Objective:
Report every line from the material that contains the word "Streaming".

Records from a collection
....
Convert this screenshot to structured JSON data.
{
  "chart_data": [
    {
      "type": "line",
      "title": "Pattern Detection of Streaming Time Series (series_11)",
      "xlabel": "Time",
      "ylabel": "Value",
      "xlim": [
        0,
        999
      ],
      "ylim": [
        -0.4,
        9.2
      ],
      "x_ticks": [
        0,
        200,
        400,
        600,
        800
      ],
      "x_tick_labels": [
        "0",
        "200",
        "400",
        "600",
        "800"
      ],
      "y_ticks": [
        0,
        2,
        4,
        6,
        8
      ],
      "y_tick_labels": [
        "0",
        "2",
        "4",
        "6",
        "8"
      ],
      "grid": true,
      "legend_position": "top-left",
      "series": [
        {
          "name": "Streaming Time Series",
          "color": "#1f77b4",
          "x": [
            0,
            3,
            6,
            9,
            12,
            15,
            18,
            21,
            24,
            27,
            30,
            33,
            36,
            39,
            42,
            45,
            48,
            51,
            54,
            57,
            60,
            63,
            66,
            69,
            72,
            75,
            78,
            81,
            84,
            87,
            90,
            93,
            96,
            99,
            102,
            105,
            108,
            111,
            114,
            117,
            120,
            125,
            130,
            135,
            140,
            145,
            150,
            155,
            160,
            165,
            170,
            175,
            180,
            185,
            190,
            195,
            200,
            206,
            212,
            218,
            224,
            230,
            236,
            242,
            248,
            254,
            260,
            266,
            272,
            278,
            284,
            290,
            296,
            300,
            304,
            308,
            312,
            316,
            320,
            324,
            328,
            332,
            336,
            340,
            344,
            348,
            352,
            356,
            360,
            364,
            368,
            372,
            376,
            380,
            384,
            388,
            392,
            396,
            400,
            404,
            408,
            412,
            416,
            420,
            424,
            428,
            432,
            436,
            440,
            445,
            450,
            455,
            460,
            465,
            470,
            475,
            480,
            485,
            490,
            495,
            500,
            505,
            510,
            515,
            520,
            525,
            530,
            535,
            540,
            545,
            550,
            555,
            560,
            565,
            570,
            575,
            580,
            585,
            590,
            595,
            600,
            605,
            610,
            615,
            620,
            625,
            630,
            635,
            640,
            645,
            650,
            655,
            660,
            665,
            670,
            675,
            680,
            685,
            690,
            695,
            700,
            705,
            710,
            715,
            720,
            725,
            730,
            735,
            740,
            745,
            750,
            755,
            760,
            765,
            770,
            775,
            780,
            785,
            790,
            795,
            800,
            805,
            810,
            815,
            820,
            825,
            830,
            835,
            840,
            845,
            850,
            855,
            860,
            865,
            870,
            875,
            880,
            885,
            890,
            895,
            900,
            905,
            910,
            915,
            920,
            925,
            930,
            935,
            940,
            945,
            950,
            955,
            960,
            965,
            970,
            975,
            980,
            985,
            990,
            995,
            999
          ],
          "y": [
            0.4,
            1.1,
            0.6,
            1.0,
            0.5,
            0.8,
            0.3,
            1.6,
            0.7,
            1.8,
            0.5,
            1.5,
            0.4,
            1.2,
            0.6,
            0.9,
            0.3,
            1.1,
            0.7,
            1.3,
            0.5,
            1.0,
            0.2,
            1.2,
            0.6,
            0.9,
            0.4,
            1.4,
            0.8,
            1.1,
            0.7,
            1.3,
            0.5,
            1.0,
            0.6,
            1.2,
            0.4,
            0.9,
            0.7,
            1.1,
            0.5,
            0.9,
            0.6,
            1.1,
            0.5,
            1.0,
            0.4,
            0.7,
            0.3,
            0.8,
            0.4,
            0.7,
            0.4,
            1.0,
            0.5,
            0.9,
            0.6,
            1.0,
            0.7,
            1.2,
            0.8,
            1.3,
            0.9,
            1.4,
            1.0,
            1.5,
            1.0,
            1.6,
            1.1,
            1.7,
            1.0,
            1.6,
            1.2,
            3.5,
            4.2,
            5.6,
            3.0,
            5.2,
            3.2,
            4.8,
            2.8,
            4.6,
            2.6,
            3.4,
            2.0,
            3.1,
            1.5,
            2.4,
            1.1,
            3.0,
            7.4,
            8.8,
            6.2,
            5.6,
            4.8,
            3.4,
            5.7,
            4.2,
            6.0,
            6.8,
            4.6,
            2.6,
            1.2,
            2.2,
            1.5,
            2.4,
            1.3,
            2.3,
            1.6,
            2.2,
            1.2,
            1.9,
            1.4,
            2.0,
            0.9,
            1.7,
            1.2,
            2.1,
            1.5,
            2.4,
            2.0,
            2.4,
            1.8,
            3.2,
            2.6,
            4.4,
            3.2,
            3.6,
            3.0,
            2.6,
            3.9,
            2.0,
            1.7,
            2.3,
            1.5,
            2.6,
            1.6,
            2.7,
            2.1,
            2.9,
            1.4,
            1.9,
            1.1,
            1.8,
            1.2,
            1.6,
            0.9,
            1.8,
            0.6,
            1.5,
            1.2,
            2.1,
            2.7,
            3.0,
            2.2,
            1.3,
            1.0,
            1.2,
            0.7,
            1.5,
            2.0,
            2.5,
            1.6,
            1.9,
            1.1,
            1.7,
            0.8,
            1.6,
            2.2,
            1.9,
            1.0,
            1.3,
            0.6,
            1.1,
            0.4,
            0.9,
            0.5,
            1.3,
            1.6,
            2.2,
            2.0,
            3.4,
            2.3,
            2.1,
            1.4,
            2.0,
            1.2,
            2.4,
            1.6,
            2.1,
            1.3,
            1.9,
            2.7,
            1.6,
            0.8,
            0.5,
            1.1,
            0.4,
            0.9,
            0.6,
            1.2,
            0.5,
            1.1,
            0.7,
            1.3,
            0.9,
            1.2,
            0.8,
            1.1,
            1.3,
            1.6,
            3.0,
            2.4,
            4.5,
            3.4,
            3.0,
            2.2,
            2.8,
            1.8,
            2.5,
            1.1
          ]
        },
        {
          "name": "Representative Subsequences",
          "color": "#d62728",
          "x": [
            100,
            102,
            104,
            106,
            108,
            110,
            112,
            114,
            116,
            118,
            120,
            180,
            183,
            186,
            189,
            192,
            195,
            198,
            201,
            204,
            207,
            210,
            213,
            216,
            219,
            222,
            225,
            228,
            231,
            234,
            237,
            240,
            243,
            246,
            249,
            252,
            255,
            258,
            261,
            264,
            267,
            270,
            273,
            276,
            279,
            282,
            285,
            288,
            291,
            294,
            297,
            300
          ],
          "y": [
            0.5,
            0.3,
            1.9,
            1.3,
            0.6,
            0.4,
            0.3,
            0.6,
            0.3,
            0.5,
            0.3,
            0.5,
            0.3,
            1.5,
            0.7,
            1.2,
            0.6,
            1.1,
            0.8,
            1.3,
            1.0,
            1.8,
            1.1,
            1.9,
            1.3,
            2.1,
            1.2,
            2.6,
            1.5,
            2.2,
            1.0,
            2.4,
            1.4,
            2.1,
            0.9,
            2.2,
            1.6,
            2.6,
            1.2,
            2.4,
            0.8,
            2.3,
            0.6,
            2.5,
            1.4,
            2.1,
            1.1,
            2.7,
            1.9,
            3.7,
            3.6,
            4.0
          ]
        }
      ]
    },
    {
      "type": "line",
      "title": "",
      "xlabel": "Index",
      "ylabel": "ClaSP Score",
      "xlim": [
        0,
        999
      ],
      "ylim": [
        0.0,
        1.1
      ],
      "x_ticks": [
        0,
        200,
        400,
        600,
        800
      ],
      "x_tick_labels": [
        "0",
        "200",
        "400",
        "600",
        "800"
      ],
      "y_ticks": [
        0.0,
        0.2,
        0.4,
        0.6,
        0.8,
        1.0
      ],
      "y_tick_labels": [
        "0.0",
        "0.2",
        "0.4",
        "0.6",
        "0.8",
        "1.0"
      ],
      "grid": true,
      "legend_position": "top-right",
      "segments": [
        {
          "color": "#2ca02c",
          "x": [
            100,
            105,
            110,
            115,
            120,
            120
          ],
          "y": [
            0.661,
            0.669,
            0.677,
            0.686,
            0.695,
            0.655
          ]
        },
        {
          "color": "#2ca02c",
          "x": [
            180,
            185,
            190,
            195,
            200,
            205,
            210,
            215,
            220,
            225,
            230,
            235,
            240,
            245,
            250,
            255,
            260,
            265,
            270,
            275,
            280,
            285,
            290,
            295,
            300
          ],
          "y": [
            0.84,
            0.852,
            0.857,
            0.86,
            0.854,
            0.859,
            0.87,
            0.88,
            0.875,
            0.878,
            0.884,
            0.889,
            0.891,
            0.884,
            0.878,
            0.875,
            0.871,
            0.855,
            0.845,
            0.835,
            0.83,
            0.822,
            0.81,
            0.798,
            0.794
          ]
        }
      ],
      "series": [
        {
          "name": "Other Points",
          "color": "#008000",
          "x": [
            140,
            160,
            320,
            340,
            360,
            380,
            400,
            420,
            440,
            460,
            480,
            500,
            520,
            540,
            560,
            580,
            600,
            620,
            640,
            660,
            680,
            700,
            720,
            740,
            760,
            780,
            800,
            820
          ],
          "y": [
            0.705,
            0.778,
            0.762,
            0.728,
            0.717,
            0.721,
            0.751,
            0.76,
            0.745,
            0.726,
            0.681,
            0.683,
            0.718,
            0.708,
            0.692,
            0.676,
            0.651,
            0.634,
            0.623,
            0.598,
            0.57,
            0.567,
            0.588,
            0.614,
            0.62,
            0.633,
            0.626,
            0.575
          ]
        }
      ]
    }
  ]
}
....
Full output:
      "title": "Pattern Detection of Streaming Time Series (series_11)",
          "name": "Streaming Time Series",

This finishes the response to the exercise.